* _Set task_
Track down each line that has the word "points" and copy it.

──────── Material for the task ────────

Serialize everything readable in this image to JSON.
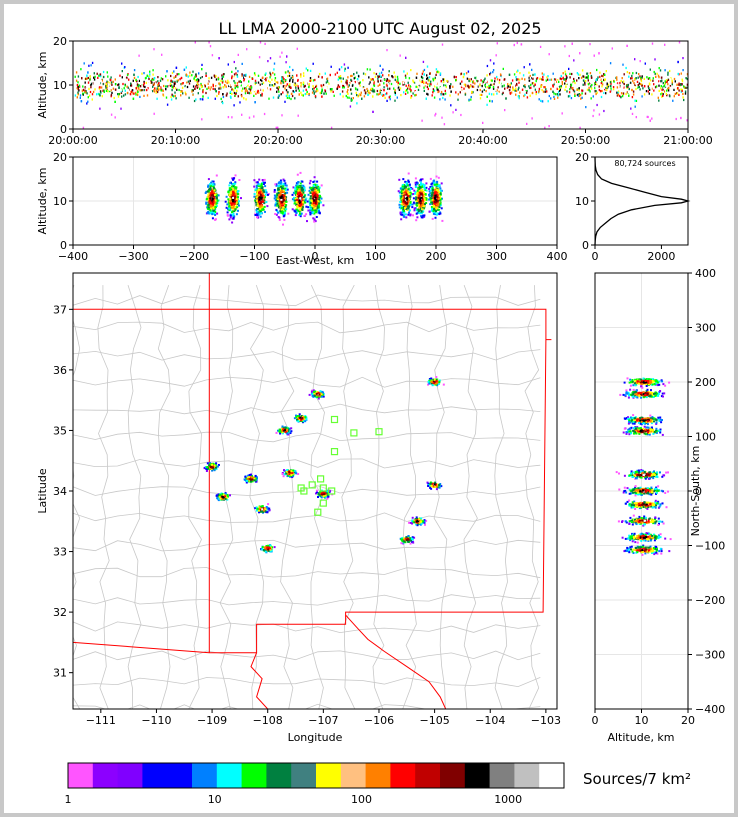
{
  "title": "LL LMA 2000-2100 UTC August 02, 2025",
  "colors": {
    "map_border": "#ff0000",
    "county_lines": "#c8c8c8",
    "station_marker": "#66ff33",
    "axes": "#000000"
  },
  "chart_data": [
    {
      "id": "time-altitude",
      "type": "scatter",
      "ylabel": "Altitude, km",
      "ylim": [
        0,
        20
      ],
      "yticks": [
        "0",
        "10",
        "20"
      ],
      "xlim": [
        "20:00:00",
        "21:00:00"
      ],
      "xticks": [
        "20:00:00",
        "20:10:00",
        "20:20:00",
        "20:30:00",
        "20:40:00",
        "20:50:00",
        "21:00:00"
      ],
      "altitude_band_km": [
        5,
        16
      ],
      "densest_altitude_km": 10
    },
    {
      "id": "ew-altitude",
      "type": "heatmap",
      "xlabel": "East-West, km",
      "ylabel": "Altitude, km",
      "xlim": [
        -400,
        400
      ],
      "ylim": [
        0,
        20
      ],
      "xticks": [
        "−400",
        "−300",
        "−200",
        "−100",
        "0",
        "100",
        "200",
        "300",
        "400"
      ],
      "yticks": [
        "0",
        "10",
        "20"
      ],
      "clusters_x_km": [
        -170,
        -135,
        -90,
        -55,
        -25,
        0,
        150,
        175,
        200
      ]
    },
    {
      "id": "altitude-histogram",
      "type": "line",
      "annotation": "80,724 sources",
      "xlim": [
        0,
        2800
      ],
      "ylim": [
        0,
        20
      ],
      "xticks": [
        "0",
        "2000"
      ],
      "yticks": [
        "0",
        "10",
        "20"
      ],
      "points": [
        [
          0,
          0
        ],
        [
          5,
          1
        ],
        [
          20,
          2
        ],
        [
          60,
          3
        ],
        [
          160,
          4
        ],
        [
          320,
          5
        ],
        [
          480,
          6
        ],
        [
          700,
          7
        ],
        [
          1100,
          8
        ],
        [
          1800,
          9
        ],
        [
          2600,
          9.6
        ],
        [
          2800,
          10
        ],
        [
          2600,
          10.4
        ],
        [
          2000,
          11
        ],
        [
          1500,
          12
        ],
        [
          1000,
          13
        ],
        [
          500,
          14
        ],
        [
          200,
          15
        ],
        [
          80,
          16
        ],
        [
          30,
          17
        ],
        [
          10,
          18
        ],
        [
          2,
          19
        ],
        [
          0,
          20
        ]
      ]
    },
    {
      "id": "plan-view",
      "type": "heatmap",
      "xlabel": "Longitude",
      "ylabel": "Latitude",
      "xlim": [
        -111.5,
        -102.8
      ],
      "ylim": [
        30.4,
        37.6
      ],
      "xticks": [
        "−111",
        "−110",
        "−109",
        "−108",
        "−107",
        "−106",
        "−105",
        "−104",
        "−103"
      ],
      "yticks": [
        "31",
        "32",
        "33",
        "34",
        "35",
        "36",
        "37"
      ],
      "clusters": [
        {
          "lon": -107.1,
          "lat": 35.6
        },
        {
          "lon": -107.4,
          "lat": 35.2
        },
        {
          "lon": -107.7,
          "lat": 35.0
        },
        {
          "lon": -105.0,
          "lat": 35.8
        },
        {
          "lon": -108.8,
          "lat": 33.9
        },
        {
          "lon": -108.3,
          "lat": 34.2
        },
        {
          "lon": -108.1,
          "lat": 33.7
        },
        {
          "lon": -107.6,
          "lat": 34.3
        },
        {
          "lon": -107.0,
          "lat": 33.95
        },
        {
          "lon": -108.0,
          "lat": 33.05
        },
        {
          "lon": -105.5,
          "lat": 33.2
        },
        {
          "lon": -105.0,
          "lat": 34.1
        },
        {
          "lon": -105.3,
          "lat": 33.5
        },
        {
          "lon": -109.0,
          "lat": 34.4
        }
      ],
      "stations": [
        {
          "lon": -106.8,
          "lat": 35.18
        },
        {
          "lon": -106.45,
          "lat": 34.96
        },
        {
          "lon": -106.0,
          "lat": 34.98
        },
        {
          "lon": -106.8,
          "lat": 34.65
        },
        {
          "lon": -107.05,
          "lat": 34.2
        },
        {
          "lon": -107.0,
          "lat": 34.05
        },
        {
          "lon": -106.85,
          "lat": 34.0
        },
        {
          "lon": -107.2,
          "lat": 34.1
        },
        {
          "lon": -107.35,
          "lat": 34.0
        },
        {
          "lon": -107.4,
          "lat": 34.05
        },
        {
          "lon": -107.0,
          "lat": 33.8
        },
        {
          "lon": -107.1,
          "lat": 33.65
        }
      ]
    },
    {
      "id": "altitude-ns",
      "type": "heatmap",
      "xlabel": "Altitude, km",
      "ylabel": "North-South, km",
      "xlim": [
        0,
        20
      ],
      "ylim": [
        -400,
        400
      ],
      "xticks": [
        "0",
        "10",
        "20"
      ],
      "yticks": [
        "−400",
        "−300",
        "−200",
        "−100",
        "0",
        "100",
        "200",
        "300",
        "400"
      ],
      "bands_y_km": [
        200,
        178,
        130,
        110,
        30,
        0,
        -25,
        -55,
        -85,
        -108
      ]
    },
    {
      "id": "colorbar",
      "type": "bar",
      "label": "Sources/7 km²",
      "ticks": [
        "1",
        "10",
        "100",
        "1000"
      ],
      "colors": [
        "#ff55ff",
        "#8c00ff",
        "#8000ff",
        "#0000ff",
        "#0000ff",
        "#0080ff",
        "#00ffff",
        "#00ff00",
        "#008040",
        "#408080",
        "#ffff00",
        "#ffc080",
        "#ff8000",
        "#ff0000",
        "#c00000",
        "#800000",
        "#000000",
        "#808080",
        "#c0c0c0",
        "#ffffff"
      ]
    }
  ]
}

────────
──────── Material for the task ────────

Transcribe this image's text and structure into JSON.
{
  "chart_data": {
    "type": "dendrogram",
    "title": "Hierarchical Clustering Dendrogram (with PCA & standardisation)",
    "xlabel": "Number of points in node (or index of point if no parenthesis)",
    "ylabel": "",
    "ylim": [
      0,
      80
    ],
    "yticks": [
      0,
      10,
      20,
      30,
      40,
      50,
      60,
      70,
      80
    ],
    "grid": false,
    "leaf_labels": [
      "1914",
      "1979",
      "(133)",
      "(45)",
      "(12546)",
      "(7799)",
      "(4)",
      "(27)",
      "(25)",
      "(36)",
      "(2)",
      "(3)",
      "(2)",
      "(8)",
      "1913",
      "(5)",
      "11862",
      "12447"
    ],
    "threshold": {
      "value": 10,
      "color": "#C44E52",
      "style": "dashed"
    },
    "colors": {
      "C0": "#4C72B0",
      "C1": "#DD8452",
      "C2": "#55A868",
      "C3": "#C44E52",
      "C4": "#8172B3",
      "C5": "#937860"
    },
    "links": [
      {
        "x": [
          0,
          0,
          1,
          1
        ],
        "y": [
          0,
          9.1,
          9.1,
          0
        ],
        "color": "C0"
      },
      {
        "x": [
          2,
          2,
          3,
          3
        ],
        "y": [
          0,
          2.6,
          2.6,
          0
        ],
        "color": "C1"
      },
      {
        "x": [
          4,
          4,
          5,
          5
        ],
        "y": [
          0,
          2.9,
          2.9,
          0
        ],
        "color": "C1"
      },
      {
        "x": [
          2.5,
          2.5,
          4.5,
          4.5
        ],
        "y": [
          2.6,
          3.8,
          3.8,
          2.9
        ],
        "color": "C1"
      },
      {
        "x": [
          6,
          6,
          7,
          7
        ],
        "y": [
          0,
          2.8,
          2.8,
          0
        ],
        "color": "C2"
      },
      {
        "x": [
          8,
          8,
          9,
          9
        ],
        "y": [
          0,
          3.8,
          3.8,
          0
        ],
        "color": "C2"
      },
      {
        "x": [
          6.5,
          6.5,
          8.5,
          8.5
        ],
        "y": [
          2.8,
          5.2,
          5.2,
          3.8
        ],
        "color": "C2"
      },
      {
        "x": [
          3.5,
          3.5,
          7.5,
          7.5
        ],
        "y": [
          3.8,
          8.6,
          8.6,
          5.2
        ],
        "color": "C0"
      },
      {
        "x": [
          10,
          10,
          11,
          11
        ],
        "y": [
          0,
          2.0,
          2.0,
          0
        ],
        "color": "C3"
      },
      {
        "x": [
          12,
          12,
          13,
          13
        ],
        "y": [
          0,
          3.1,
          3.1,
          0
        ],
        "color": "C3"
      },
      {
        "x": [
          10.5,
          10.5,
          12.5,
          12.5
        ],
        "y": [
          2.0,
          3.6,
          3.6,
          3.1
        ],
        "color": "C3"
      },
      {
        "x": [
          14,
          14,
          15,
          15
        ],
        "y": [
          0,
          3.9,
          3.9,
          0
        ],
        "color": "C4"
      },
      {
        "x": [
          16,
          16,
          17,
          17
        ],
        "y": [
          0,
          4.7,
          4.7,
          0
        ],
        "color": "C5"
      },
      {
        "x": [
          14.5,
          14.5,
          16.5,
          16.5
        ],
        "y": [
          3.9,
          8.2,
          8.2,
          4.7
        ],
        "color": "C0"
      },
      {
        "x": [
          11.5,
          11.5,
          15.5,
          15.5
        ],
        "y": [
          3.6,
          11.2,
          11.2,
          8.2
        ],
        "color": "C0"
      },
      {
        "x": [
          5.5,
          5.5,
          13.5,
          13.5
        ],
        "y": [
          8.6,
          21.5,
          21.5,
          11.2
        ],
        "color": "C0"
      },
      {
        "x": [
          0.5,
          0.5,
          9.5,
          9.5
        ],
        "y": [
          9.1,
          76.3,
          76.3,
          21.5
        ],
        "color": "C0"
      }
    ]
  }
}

────────

* _Task response_
      "points": [
    "xlabel": "Number of points in node (or index of point if no parenthesis)",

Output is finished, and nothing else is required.